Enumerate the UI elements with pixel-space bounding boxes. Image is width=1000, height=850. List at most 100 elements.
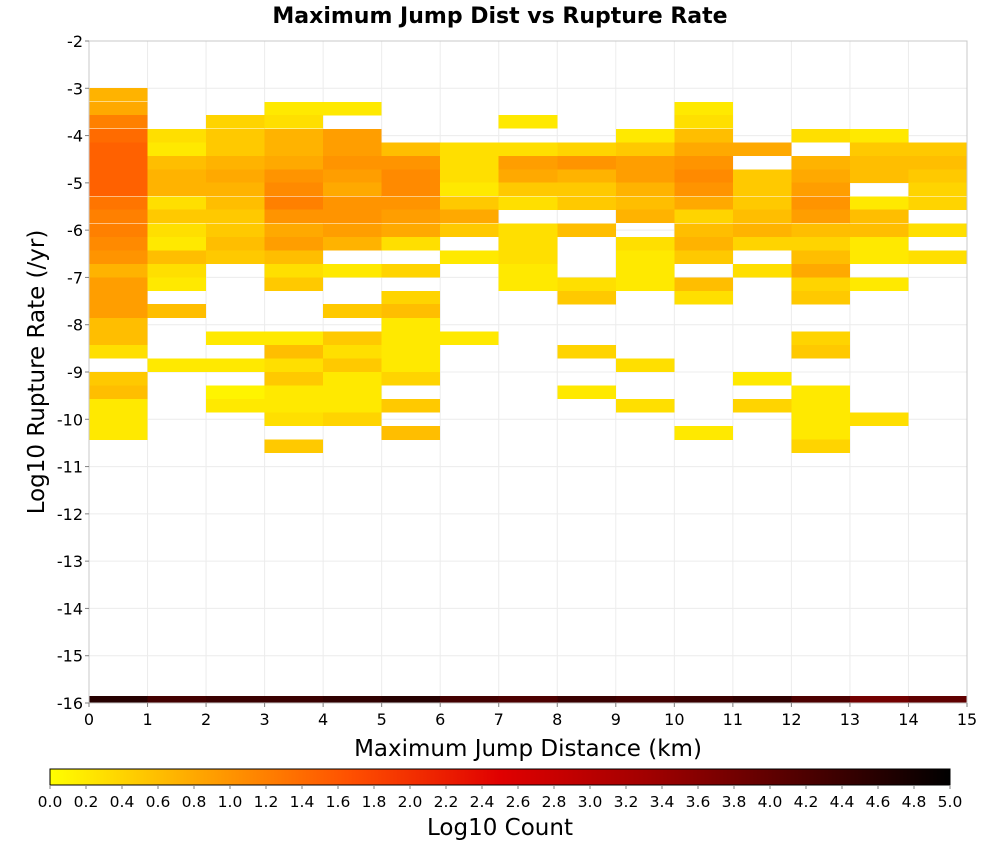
heatmap-cell <box>908 142 967 157</box>
colorbar-tick-label: 0.8 <box>182 793 207 811</box>
heatmap-cell <box>557 291 616 305</box>
heatmap-cell <box>89 101 148 116</box>
colorbar-tick-label: 0.2 <box>74 793 99 811</box>
heatmap-cell <box>147 128 207 143</box>
heatmap-cell <box>674 115 733 129</box>
heatmap-cell <box>89 398 148 413</box>
heatmap-cell <box>381 371 441 386</box>
heatmap-cell <box>791 426 850 440</box>
heatmap-cell <box>849 277 909 291</box>
heatmap-cell <box>791 331 850 346</box>
heatmap-cell <box>791 155 850 170</box>
x-axis-ticks: 0 1 2 3 4 5 6 7 8 9 10 11 12 13 14 15 <box>84 703 977 729</box>
heatmap-cell <box>89 371 148 386</box>
heatmap-cell <box>323 182 382 197</box>
heatmap-cell <box>206 223 265 237</box>
heatmap-cell <box>498 155 558 170</box>
heatmap-cell <box>440 696 499 703</box>
y-tick-label: -6 <box>67 221 83 240</box>
heatmap-cell <box>381 344 441 359</box>
colorbar-tick-label: 0.6 <box>146 793 171 811</box>
heatmap-cell <box>674 426 733 440</box>
colorbar-tick-label: 4.8 <box>902 793 927 811</box>
heatmap-cell <box>323 371 382 386</box>
heatmap-cell <box>440 142 499 157</box>
heatmap-cell <box>498 237 558 251</box>
heatmap-cell <box>498 142 558 157</box>
heatmap-cell <box>264 344 324 359</box>
y-tick-label: -10 <box>57 410 83 429</box>
heatmap-cell <box>147 277 207 291</box>
heatmap-cell <box>732 237 792 251</box>
heatmap-cell <box>264 358 324 373</box>
heatmap-cell <box>89 128 148 143</box>
heatmap-cell <box>89 155 148 170</box>
heatmap-cell <box>381 398 441 413</box>
heatmap-cell <box>264 101 324 116</box>
x-tick-label: 4 <box>318 710 328 729</box>
heatmap-cell <box>615 209 675 224</box>
heatmap-cell <box>264 182 324 197</box>
heatmap-cell <box>791 264 850 278</box>
heatmap-cell <box>908 696 967 703</box>
heatmap-cell <box>849 128 909 143</box>
heatmap-cell <box>674 196 733 210</box>
heatmap-cell <box>323 196 382 210</box>
heatmap-cell <box>264 155 324 170</box>
heatmap-cell <box>674 142 733 157</box>
heatmap-cell <box>674 291 733 305</box>
x-tick-label: 15 <box>957 710 977 729</box>
heatmap-cell <box>147 196 207 210</box>
heatmap-cell <box>849 155 909 170</box>
heatmap-cell <box>89 277 148 291</box>
heatmap-cell <box>323 101 382 116</box>
heatmap-cell <box>206 250 265 264</box>
heatmap-cell <box>849 169 909 183</box>
heatmap-cell <box>264 209 324 224</box>
heatmap-cell <box>323 155 382 170</box>
colorbar-tick-label: 1.6 <box>326 793 351 811</box>
heatmap-cell <box>557 277 616 291</box>
heatmap-cell <box>323 385 382 400</box>
heatmap-cell <box>498 696 558 703</box>
x-tick-label: 9 <box>611 710 621 729</box>
x-tick-label: 1 <box>142 710 152 729</box>
heatmap-cell <box>791 250 850 264</box>
heatmap-cell <box>674 277 733 291</box>
heatmap-cell <box>323 696 382 703</box>
y-tick-label: -15 <box>57 647 83 666</box>
y-tick-label: -8 <box>67 316 83 335</box>
colorbar-tick-label: 5.0 <box>938 793 963 811</box>
heatmap-cell <box>147 182 207 197</box>
heatmap-cell <box>791 223 850 237</box>
heatmap-cell <box>206 169 265 183</box>
y-tick-label: -7 <box>67 268 83 287</box>
colorbar-tick-label: 0.0 <box>38 793 63 811</box>
heatmap-cell <box>615 182 675 197</box>
heatmap-cell <box>206 398 265 413</box>
heatmap-cell <box>498 182 558 197</box>
heatmap-cell <box>381 264 441 278</box>
heatmap-cell <box>908 155 967 170</box>
heatmap-cell <box>674 209 733 224</box>
heatmap-cell <box>791 182 850 197</box>
heatmap-cell <box>89 88 148 102</box>
heatmap-cell <box>206 696 265 703</box>
heatmap-cell <box>89 426 148 440</box>
heatmap-cell <box>89 250 148 264</box>
heatmap-cell <box>498 264 558 278</box>
heatmap-cell <box>791 412 850 427</box>
heatmap-cell <box>89 344 148 359</box>
heatmap-cell <box>89 115 148 129</box>
heatmap-cell <box>440 223 499 237</box>
colorbar-tick-label: 2.8 <box>542 793 567 811</box>
x-tick-label: 2 <box>201 710 211 729</box>
heatmap-cell <box>89 385 148 400</box>
heatmap-cell <box>381 142 441 157</box>
heatmap-cell <box>615 264 675 278</box>
y-tick-label: -13 <box>57 552 83 571</box>
heatmap-cell <box>264 142 324 157</box>
heatmap-cell <box>147 142 207 157</box>
heatmap-cell <box>206 237 265 251</box>
heatmap-cell <box>264 250 324 264</box>
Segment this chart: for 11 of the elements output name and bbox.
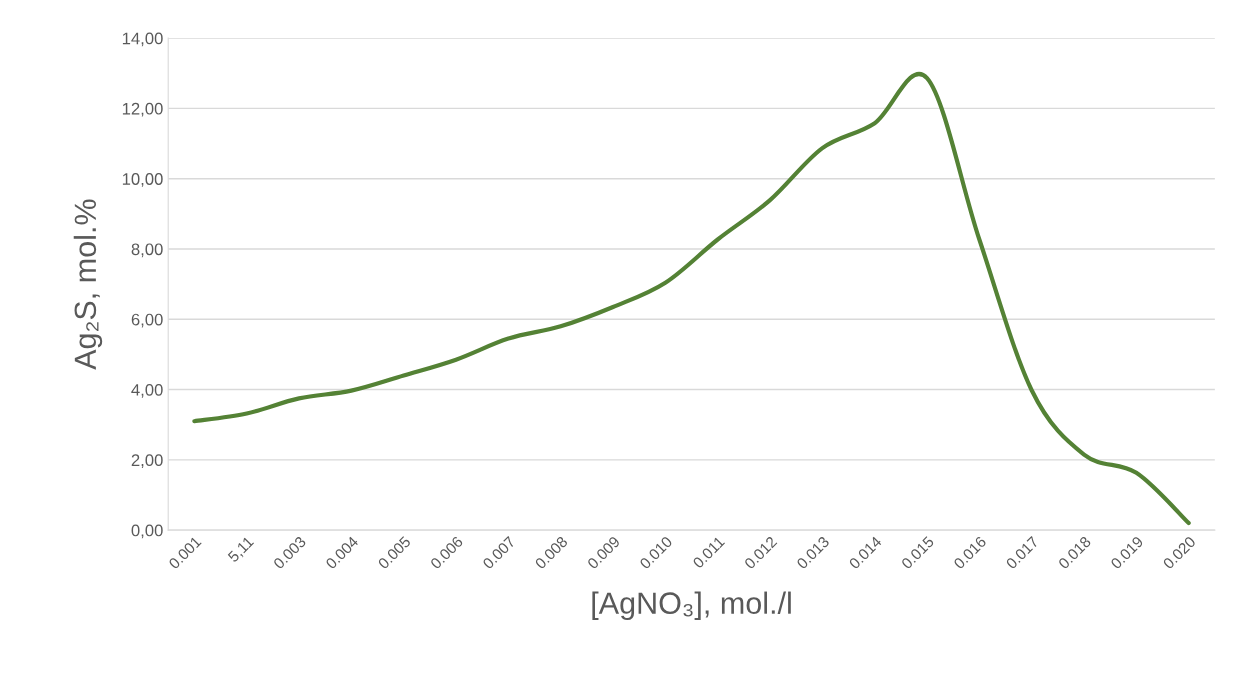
y-tick-label: 4,00: [131, 383, 163, 398]
y-tick-label: 6,00: [131, 313, 163, 328]
y-tick-label: 2,00: [131, 454, 163, 469]
y-axis-title: Ag₂S, mol.%: [73, 199, 103, 370]
y-tick-label: 0,00: [131, 524, 163, 539]
y-tick-label: 12,00: [122, 102, 163, 117]
x-tick-label: 5,11: [227, 535, 256, 565]
y-tick-label: 10,00: [122, 173, 163, 187]
y-tick-label: 8,00: [131, 243, 163, 258]
y-tick-label: 14,00: [122, 32, 163, 47]
x-axis-title: [AgNO₃], mol./l: [592, 591, 791, 621]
+ + + +
■ Given problem: Put each line of the records above into a JSON list of strings, one string per line, with blank lines and the pictures left out.

■ Task result:
[
  "Enumerate the UI elements with pixel-space bounding boxes. Image is width=1000, height=850. List at most 100 elements.",
  "heatmap-cell <box>908 142 967 157</box>",
  "colorbar-tick-label: 0.8 <box>182 793 207 811</box>",
  "heatmap-cell <box>557 291 616 305</box>",
  "heatmap-cell <box>89 101 148 116</box>",
  "colorbar-tick-label: 0.2 <box>74 793 99 811</box>",
  "heatmap-cell <box>147 128 207 143</box>",
  "heatmap-cell <box>674 115 733 129</box>",
  "heatmap-cell <box>89 398 148 413</box>",
  "heatmap-cell <box>381 371 441 386</box>",
  "heatmap-cell <box>791 426 850 440</box>",
  "heatmap-cell <box>849 277 909 291</box>",
  "heatmap-cell <box>791 331 850 346</box>",
  "heatmap-cell <box>791 155 850 170</box>",
  "x-axis-ticks: 0 1 2 3 4 5 6 7 8 9 10 11 12 13 14 15 <box>84 703 977 729</box>",
  "heatmap-cell <box>89 371 148 386</box>",
  "heatmap-cell <box>323 182 382 197</box>",
  "heatmap-cell <box>206 223 265 237</box>",
  "heatmap-cell <box>498 155 558 170</box>",
  "heatmap-cell <box>440 696 499 703</box>",
  "y-tick-label: -6 <box>67 221 83 240</box>",
  "heatmap-cell <box>381 344 441 359</box>",
  "colorbar-tick-label: 0.6 <box>146 793 171 811</box>",
  "heatmap-cell <box>674 426 733 440</box>",
  "colorbar-tick-label: 4.8 <box>902 793 927 811</box>",
  "heatmap-cell <box>323 371 382 386</box>",
  "heatmap-cell <box>440 142 499 157</box>",
  "heatmap-cell <box>498 237 558 251</box>",
  "heatmap-cell <box>498 142 558 157</box>",
  "heatmap-cell <box>264 344 324 359</box>",
  "y-tick-label: -10 <box>57 410 83 429</box>",
  "heatmap-cell <box>147 277 207 291</box>",
  "heatmap-cell <box>732 237 792 251</box>",
  "heatmap-cell <box>264 358 324 373</box>",
  "heatmap-cell <box>89 128 148 143</box>",
  "heatmap-cell <box>89 155 148 170</box>",
  "heatmap-cell <box>381 398 441 413</box>",
  "heatmap-cell <box>264 101 324 116</box>",
  "x-tick-label: 4 <box>318 710 328 729</box>",
  "heatmap-cell <box>615 209 675 224</box>",
  "heatmap-cell <box>264 182 324 197</box>",
  "heatmap-cell <box>791 264 850 278</box>",
  "heatmap-cell <box>908 696 967 703</box>",
  "heatmap-cell <box>849 128 909 143</box>",
  "heatmap-cell <box>674 196 733 210</box>",
  "heatmap-cell <box>323 196 382 210</box>",
  "heatmap-cell <box>264 155 324 170</box>",
  "heatmap-cell <box>674 142 733 157</box>",
  "heatmap-cell <box>674 291 733 305</box>",
  "x-tick-label: 15 <box>957 710 977 729</box>",
  "heatmap-cell <box>147 196 207 210</box>",
  "heatmap-cell <box>849 155 909 170</box>",
  "heatmap-cell <box>89 277 148 291</box>",
  "heatmap-cell <box>323 101 382 116</box>",
  "heatmap-cell <box>206 250 265 264</box>",
  "heatmap-cell <box>849 169 909 183</box>",
  "heatmap-cell <box>264 209 324 224</box>",
  "heatmap-cell <box>323 155 382 170</box>",
  "colorbar-tick-label: 1.6 <box>326 793 351 811</box>",
  "heatmap-cell <box>557 277 616 291</box>",
  "heatmap-cell <box>323 385 382 400</box>",
  "heatmap-cell <box>498 696 558 703</box>",
  "x-tick-label: 9 <box>611 710 621 729</box>",
  "x-tick-label: 1 <box>142 710 152 729</box>",
  "heatmap-cell <box>791 250 850 264</box>",
  "heatmap-cell <box>674 277 733 291</box>",
  "heatmap-cell <box>323 696 382 703</box>",
  "y-tick-label: -15 <box>57 647 83 666</box>",
  "y-tick-label: -8 <box>67 316 83 335</box>",
  "colorbar-tick-label: 5.0 <box>938 793 963 811</box>",
  "heatmap-cell <box>147 182 207 197</box>",
  "heatmap-cell <box>791 223 850 237</box>",
  "heatmap-cell <box>206 169 265 183</box>",
  "y-tick-label: -7 <box>67 268 83 287</box>",
  "colorbar-tick-label: 0.0 <box>38 793 63 811</box>",
  "heatmap-cell <box>615 182 675 197</box>",
  "heatmap-cell <box>206 398 265 413</box>",
  "heatmap-cell <box>498 182 558 197</box>",
  "heatmap-cell <box>381 264 441 278</box>",
  "heatmap-cell <box>908 155 967 170</box>",
  "heatmap-cell <box>674 209 733 224</box>",
  "heatmap-cell <box>791 182 850 197</box>",
  "heatmap-cell <box>89 88 148 102</box>",
  "heatmap-cell <box>206 696 265 703</box>",
  "heatmap-cell <box>89 426 148 440</box>",
  "heatmap-cell <box>89 250 148 264</box>",
  "heatmap-cell <box>498 264 558 278</box>",
  "heatmap-cell <box>791 412 850 427</box>",
  "heatmap-cell <box>89 344 148 359</box>",
  "heatmap-cell <box>89 115 148 129</box>",
  "heatmap-cell <box>440 223 499 237</box>",
  "colorbar-tick-label: 2.8 <box>542 793 567 811</box>",
  "x-tick-label: 2 <box>201 710 211 729</box>",
  "heatmap-cell <box>89 385 148 400</box>",
  "heatmap-cell <box>381 142 441 157</box>",
  "heatmap-cell <box>615 264 675 278</box>",
  "y-tick-label: -13 <box>57 552 83 571</box>",
  "heatmap-cell <box>264 142 324 157</box>",
  "heatmap-cell <box>147 142 207 157</box>",
  "heatmap-cell <box>206 237 265 251</box>",
  "heatmap-cell <box>264 250 324 264</box>",
  "Segment this chart: for 11 of the elements output name and bbox.",
  "y-tick-label: 4,00: [131, 383, 163, 398]",
  "y-tick-label: 6,00: [131, 313, 163, 328]",
  "y-tick-label: 2,00: [131, 454, 163, 469]",
  "y-axis-title: Ag₂S, mol.%: [73, 199, 103, 370]",
  "y-tick-label: 0,00: [131, 524, 163, 539]",
  "y-tick-label: 12,00: [122, 102, 163, 117]",
  "x-tick-label: 5,11: [227, 535, 256, 565]",
  "y-tick-label: 10,00: [122, 173, 163, 187]",
  "y-tick-label: 8,00: [131, 243, 163, 258]",
  "y-tick-label: 14,00: [122, 32, 163, 47]",
  "x-axis-title: [AgNO₃], mol./l: [592, 591, 791, 621]"
]